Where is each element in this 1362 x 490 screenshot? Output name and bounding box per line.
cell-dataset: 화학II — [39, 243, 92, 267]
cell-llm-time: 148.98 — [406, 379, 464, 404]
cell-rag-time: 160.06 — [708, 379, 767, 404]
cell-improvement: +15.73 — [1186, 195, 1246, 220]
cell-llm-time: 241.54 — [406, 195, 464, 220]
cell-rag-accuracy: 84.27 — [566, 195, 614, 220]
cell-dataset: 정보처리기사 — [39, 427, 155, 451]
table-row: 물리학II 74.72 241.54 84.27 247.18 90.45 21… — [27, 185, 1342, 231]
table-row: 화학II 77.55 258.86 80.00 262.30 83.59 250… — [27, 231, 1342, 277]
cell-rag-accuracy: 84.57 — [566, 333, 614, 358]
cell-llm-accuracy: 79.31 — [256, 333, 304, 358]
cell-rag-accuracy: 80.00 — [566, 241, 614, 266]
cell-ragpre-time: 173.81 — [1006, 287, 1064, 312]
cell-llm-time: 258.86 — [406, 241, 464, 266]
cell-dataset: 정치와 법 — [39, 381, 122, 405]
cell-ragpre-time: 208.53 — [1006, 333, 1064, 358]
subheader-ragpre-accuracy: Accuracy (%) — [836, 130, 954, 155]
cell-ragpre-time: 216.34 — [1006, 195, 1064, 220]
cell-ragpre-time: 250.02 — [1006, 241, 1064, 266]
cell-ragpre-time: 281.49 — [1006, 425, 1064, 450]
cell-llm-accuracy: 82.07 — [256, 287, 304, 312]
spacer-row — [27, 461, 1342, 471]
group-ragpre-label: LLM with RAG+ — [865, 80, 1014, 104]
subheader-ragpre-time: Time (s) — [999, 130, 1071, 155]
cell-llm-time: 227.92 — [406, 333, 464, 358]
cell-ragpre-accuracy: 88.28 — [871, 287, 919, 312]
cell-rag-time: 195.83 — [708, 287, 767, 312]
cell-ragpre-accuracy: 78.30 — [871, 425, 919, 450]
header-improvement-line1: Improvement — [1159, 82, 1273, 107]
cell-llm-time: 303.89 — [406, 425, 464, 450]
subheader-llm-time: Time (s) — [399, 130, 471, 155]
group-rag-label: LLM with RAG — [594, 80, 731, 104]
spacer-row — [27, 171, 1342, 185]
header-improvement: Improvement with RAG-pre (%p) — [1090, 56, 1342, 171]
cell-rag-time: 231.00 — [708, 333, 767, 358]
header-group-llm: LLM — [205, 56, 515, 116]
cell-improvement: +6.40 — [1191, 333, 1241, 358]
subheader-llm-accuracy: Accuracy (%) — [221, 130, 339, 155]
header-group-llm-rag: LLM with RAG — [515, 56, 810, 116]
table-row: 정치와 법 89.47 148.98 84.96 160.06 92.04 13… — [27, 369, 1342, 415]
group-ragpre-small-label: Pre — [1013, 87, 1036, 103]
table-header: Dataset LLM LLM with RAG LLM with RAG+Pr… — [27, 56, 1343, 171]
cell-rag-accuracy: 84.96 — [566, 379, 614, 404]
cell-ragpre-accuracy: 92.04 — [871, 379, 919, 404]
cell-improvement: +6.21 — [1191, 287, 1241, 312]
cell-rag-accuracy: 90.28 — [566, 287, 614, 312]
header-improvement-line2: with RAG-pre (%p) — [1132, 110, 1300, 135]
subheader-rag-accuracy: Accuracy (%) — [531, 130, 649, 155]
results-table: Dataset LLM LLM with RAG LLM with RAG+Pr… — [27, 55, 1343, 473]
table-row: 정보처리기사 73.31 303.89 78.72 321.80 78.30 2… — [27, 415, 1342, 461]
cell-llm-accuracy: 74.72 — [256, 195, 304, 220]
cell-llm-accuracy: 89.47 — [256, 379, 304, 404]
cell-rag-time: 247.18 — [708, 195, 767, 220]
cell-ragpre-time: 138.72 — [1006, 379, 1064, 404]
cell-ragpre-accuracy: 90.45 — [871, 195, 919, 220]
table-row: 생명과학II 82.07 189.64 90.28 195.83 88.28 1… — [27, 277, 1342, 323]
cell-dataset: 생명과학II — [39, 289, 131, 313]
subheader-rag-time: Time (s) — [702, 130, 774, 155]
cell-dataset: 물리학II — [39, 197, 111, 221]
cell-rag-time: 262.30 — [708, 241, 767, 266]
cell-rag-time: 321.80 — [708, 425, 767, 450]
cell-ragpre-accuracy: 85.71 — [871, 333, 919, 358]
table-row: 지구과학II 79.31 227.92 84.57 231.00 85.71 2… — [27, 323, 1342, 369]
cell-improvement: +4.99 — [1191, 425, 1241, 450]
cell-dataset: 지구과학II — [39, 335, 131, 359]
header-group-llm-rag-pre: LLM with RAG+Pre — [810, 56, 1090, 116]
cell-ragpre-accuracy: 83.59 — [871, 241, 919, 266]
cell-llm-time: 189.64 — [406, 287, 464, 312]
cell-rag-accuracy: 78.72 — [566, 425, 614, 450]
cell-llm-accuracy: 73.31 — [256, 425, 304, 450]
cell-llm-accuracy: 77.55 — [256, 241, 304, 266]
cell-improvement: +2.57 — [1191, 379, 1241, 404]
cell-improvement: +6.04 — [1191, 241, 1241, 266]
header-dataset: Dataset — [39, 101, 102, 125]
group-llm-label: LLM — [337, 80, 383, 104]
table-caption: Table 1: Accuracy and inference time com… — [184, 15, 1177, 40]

== == ==

Your objective:
Reproduce all the items above, substituting "Duration (s)" for every occurrence of "Time (s)" and leaving everything else unchanged.

Written solution:
Where is each element in this 1362 x 490 screenshot? Output name and bounding box per line.
cell-dataset: 화학II — [39, 243, 92, 267]
cell-llm-time: 148.98 — [406, 379, 464, 404]
cell-rag-time: 160.06 — [708, 379, 767, 404]
cell-improvement: +15.73 — [1186, 195, 1246, 220]
cell-llm-time: 241.54 — [406, 195, 464, 220]
cell-rag-accuracy: 84.27 — [566, 195, 614, 220]
cell-dataset: 정보처리기사 — [39, 427, 155, 451]
table-row: 물리학II 74.72 241.54 84.27 247.18 90.45 21… — [27, 185, 1342, 231]
table-row: 화학II 77.55 258.86 80.00 262.30 83.59 250… — [27, 231, 1342, 277]
cell-rag-accuracy: 84.57 — [566, 333, 614, 358]
cell-llm-accuracy: 79.31 — [256, 333, 304, 358]
cell-rag-accuracy: 80.00 — [566, 241, 614, 266]
cell-ragpre-time: 173.81 — [1006, 287, 1064, 312]
cell-llm-time: 258.86 — [406, 241, 464, 266]
cell-dataset: 정치와 법 — [39, 381, 122, 405]
cell-ragpre-time: 208.53 — [1006, 333, 1064, 358]
subheader-ragpre-accuracy: Accuracy (%) — [836, 130, 954, 155]
cell-ragpre-time: 216.34 — [1006, 195, 1064, 220]
cell-ragpre-time: 250.02 — [1006, 241, 1064, 266]
cell-ragpre-time: 281.49 — [1006, 425, 1064, 450]
cell-llm-accuracy: 82.07 — [256, 287, 304, 312]
spacer-row — [27, 461, 1342, 471]
group-ragpre-label: LLM with RAG+ — [865, 80, 1014, 104]
subheader-ragpre-time: Duration (s) — [999, 130, 1071, 155]
cell-llm-time: 227.92 — [406, 333, 464, 358]
cell-ragpre-accuracy: 88.28 — [871, 287, 919, 312]
cell-rag-time: 195.83 — [708, 287, 767, 312]
cell-ragpre-accuracy: 78.30 — [871, 425, 919, 450]
header-improvement-line1: Improvement — [1159, 82, 1273, 107]
cell-llm-time: 303.89 — [406, 425, 464, 450]
subheader-llm-time: Duration (s) — [399, 130, 471, 155]
group-rag-label: LLM with RAG — [594, 80, 731, 104]
spacer-row — [27, 171, 1342, 185]
header-improvement: Improvement with RAG-pre (%p) — [1090, 56, 1342, 171]
cell-rag-time: 231.00 — [708, 333, 767, 358]
header-group-llm: LLM — [205, 56, 515, 116]
cell-improvement: +6.40 — [1191, 333, 1241, 358]
subheader-llm-accuracy: Accuracy (%) — [221, 130, 339, 155]
header-group-llm-rag: LLM with RAG — [515, 56, 810, 116]
table-row: 정치와 법 89.47 148.98 84.96 160.06 92.04 13… — [27, 369, 1342, 415]
group-ragpre-small-label: Pre — [1013, 87, 1036, 103]
table-header: Dataset LLM LLM with RAG LLM with RAG+Pr… — [27, 56, 1343, 171]
cell-rag-accuracy: 84.96 — [566, 379, 614, 404]
cell-ragpre-accuracy: 92.04 — [871, 379, 919, 404]
cell-improvement: +6.21 — [1191, 287, 1241, 312]
cell-rag-accuracy: 90.28 — [566, 287, 614, 312]
header-improvement-line2: with RAG-pre (%p) — [1132, 110, 1300, 135]
subheader-rag-accuracy: Accuracy (%) — [531, 130, 649, 155]
results-table: Dataset LLM LLM with RAG LLM with RAG+Pr… — [27, 55, 1343, 473]
table-row: 정보처리기사 73.31 303.89 78.72 321.80 78.30 2… — [27, 415, 1342, 461]
cell-llm-accuracy: 74.72 — [256, 195, 304, 220]
cell-llm-accuracy: 89.47 — [256, 379, 304, 404]
cell-rag-time: 247.18 — [708, 195, 767, 220]
cell-ragpre-time: 138.72 — [1006, 379, 1064, 404]
cell-ragpre-accuracy: 90.45 — [871, 195, 919, 220]
table-row: 생명과학II 82.07 189.64 90.28 195.83 88.28 1… — [27, 277, 1342, 323]
cell-dataset: 생명과학II — [39, 289, 131, 313]
subheader-rag-time: Duration (s) — [702, 130, 774, 155]
cell-dataset: 물리학II — [39, 197, 111, 221]
cell-rag-time: 262.30 — [708, 241, 767, 266]
cell-rag-time: 321.80 — [708, 425, 767, 450]
cell-ragpre-accuracy: 85.71 — [871, 333, 919, 358]
table-row: 지구과학II 79.31 227.92 84.57 231.00 85.71 2… — [27, 323, 1342, 369]
cell-improvement: +4.99 — [1191, 425, 1241, 450]
cell-dataset: 지구과학II — [39, 335, 131, 359]
header-group-llm-rag-pre: LLM with RAG+Pre — [810, 56, 1090, 116]
cell-ragpre-accuracy: 83.59 — [871, 241, 919, 266]
cell-llm-time: 189.64 — [406, 287, 464, 312]
cell-rag-accuracy: 78.72 — [566, 425, 614, 450]
cell-llm-accuracy: 73.31 — [256, 425, 304, 450]
cell-llm-accuracy: 77.55 — [256, 241, 304, 266]
cell-improvement: +2.57 — [1191, 379, 1241, 404]
cell-improvement: +6.04 — [1191, 241, 1241, 266]
header-dataset: Dataset — [39, 101, 102, 125]
group-llm-label: LLM — [337, 80, 383, 104]
table-caption: Table 1: Accuracy and inference time com… — [184, 15, 1177, 40]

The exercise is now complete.